SHORT PROBLEM
Reproduce every line of the listing as written, apart from the pictures.

[Records excerpted from a collection]

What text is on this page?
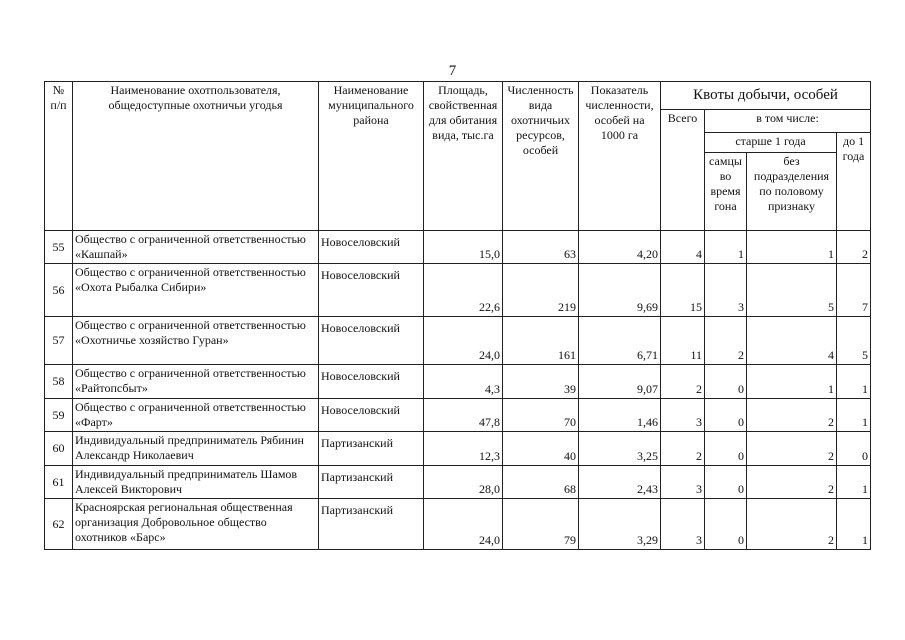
7
№ п/п	Наименование охотпользователя, общедоступные охотничьи угодья	Наименование муниципального района	Площадь, свойственная для обитания вида, тыс.га	Численность вида охотничьих ресурсов, особей	Показатель численности, особей на 1000 га	Квоты добычи, особей			
						Всего	в том числе:		
							старше 1 года		до 1 года
							самцы во время гона	без подразделения по половому признаку	
55	Общество с ограниченной ответственностью «Кашпай»	Новоселовский	15,0	63	4,20	4	1	1	2
56	Общество с ограниченной ответственностью «Охота Рыбалка Сибири»	Новоселовский	22,6	219	9,69	15	3	5	7
57	Общество с ограниченной ответственностью «Охотничье хозяйство Гуран»	Новоселовский	24,0	161	6,71	11	2	4	5
58	Общество с ограниченной ответственностью «Райтопсбыт»	Новоселовский	4,3	39	9,07	2	0	1	1
59	Общество с ограниченной ответственностью «Фарт»	Новоселовский	47,8	70	1,46	3	0	2	1
60	Индивидуальный предприниматель Рябинин Александр Николаевич	Партизанский	12,3	40	3,25	2	0	2	0
61	Индивидуальный предприниматель Шамов Алексей Викторович	Партизанский	28,0	68	2,43	3	0	2	1
62	Красноярская региональная общественная организация Добровольное общество охотников «Барс»	Партизанский	24,0	79	3,29	3	0	2	1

TASK ANSWER
What text is on this page?
7
№ п/п	Наименование охотпользователя, общедоступные охотничьи угодья	Наименование муниципального района	Площадь, свойственная для обитания вида, тыс.га	Численность вида охотничьих ресурсов, особей	Показатель численности, особей на 1000 га	Квоты добычи, особей			
						Всего	в том числе:		
							старше 1 года		до 1 года
							самцы во время гона	без подразделения по половому признаку	
55	Общество с ограниченной ответственностью «Кашпай»	Новоселовский	15,0	63	4,20	4	1	1	2
56	Общество с ограниченной ответственностью «Охота Рыбалка Сибири»	Новоселовский	22,6	219	9,69	15	3	5	7
57	Общество с ограниченной ответственностью «Охотничье хозяйство Гуран»	Новоселовский	24,0	161	6,71	11	2	4	5
58	Общество с ограниченной ответственностью «Райтопсбыт»	Новоселовский	4,3	39	9,07	2	0	1	1
59	Общество с ограниченной ответственностью «Фарт»	Новоселовский	47,8	70	1,46	3	0	2	1
60	Индивидуальный предприниматель Рябинин Александр Николаевич	Партизанский	12,3	40	3,25	2	0	2	0
61	Индивидуальный предприниматель Шамов Алексей Викторович	Партизанский	28,0	68	2,43	3	0	2	1
62	Красноярская региональная общественная организация Добровольное общество охотников «Барс»	Партизанский	24,0	79	3,29	3	0	2	1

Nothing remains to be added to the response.